---------- Exercise input ----------
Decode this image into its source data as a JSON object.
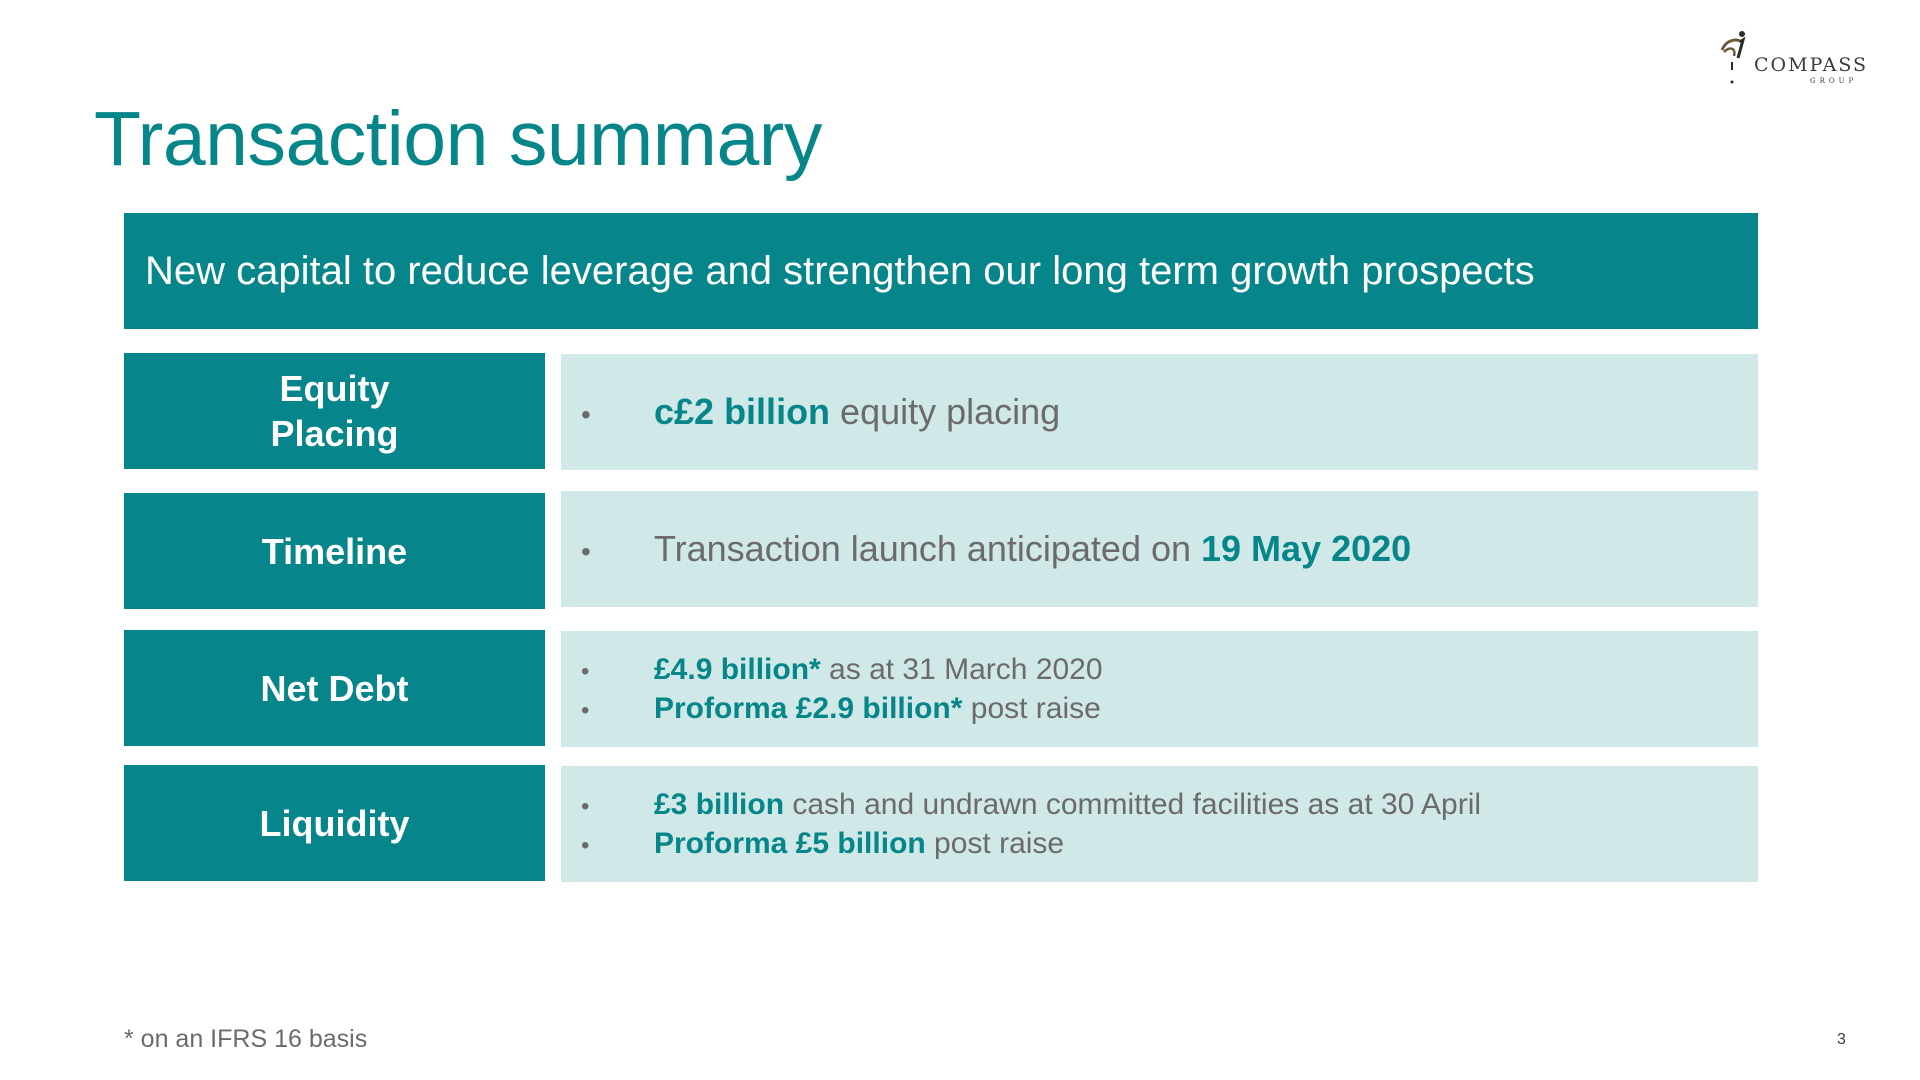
{
  "header": {
    "title": "Transaction summary",
    "logo": {
      "name": "COMPASS",
      "sub": "GROUP",
      "icon": "compass-group-logo-icon"
    }
  },
  "banner": {
    "text": "New capital to reduce leverage and strengthen our long term growth prospects"
  },
  "rows": [
    {
      "label_line1": "Equity",
      "label_line2": "Placing",
      "bullets": [
        {
          "highlight": "c£2 billion",
          "rest": " equity placing"
        }
      ]
    },
    {
      "label": "Timeline",
      "bullets": [
        {
          "lead": "Transaction launch anticipated on ",
          "highlight": "19 May 2020"
        }
      ]
    },
    {
      "label": "Net Debt",
      "bullets": [
        {
          "highlight": "£4.9 billion*",
          "rest": " as at 31 March 2020"
        },
        {
          "highlight": "Proforma £2.9 billion*",
          "rest": " post raise"
        }
      ]
    },
    {
      "label": "Liquidity",
      "bullets": [
        {
          "highlight": "£3 billion",
          "rest": " cash and undrawn committed facilities as at 30 April"
        },
        {
          "highlight": "Proforma £5 billion",
          "rest": " post raise"
        }
      ]
    }
  ],
  "bullet_symbol": "•",
  "footer": {
    "footnote": "* on an IFRS 16 basis",
    "page_number": "3"
  },
  "colors": {
    "teal": "#06858a",
    "light_teal": "#d0e8e7",
    "grey_text": "#6b6b6b"
  }
}
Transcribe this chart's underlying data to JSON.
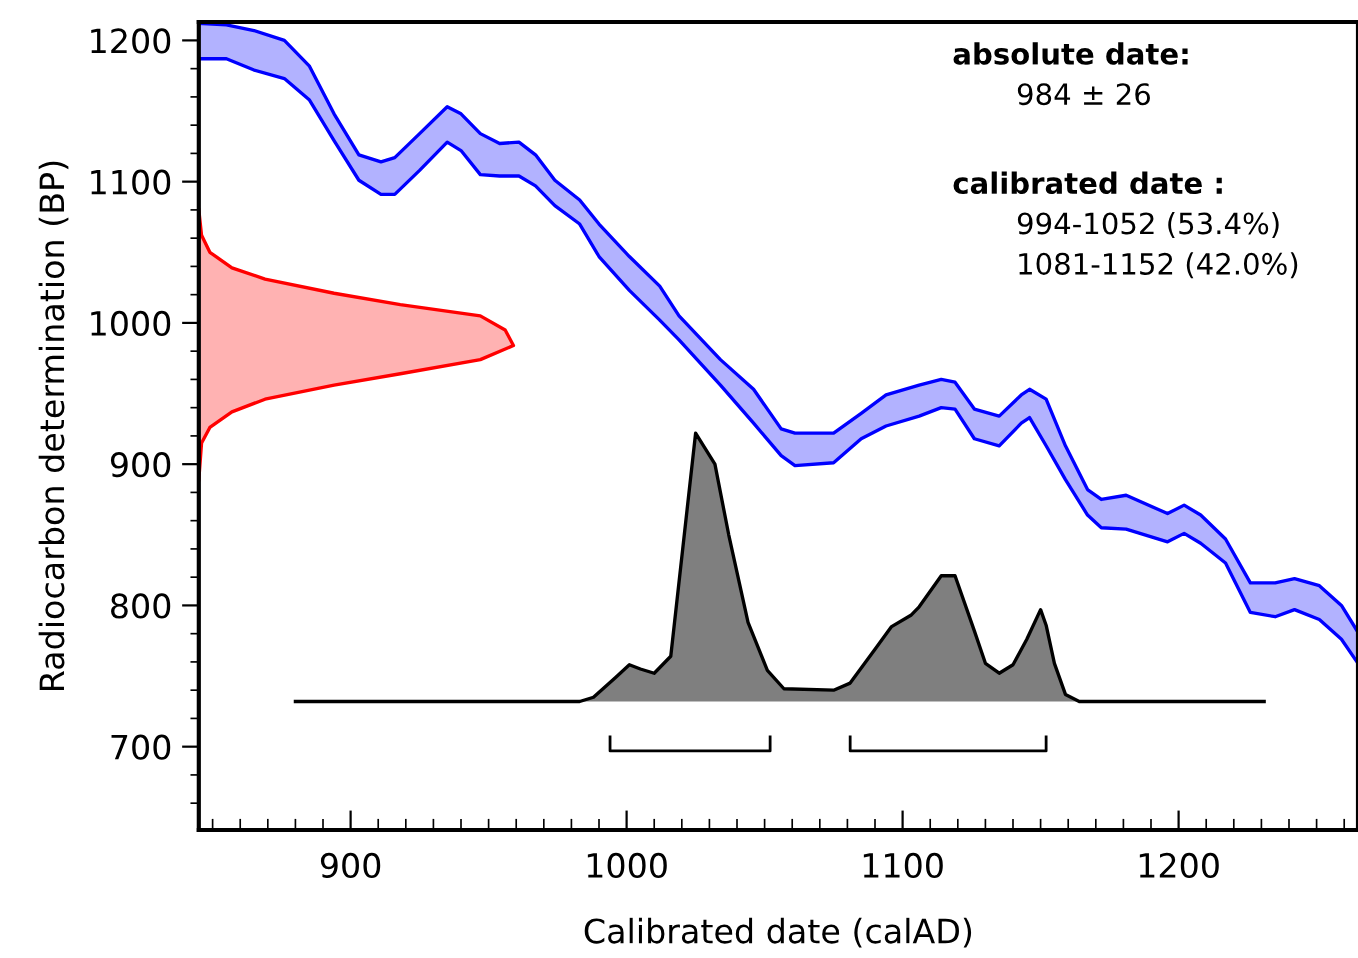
----------
*To do*. Make an exact copy of every record, pictures excluded.

*Task solution*.
Decode this image into its source data as a JSON object.
{
  "header": {
    "title": "Transaction summary",
    "logo": {
      "name": "COMPASS",
      "sub": "GROUP",
      "icon": "compass-group-logo-icon"
    }
  },
  "banner": {
    "text": "New capital to reduce leverage and strengthen our long term growth prospects"
  },
  "rows": [
    {
      "label_line1": "Equity",
      "label_line2": "Placing",
      "bullets": [
        {
          "highlight": "c£2 billion",
          "rest": " equity placing"
        }
      ]
    },
    {
      "label": "Timeline",
      "bullets": [
        {
          "lead": "Transaction launch anticipated on ",
          "highlight": "19 May 2020"
        }
      ]
    },
    {
      "label": "Net Debt",
      "bullets": [
        {
          "highlight": "£4.9 billion*",
          "rest": " as at 31 March 2020"
        },
        {
          "highlight": "Proforma £2.9 billion*",
          "rest": " post raise"
        }
      ]
    },
    {
      "label": "Liquidity",
      "bullets": [
        {
          "highlight": "£3 billion",
          "rest": " cash and undrawn committed facilities as at 30 April"
        },
        {
          "highlight": "Proforma £5 billion",
          "rest": " post raise"
        }
      ]
    }
  ],
  "bullet_symbol": "•",
  "footer": {
    "footnote": "* on an IFRS 16 basis",
    "page_number": "3"
  },
  "colors": {
    "teal": "#06858a",
    "light_teal": "#d0e8e7",
    "grey_text": "#6b6b6b"
  }
}
Transcribe this chart's underlying data to JSON.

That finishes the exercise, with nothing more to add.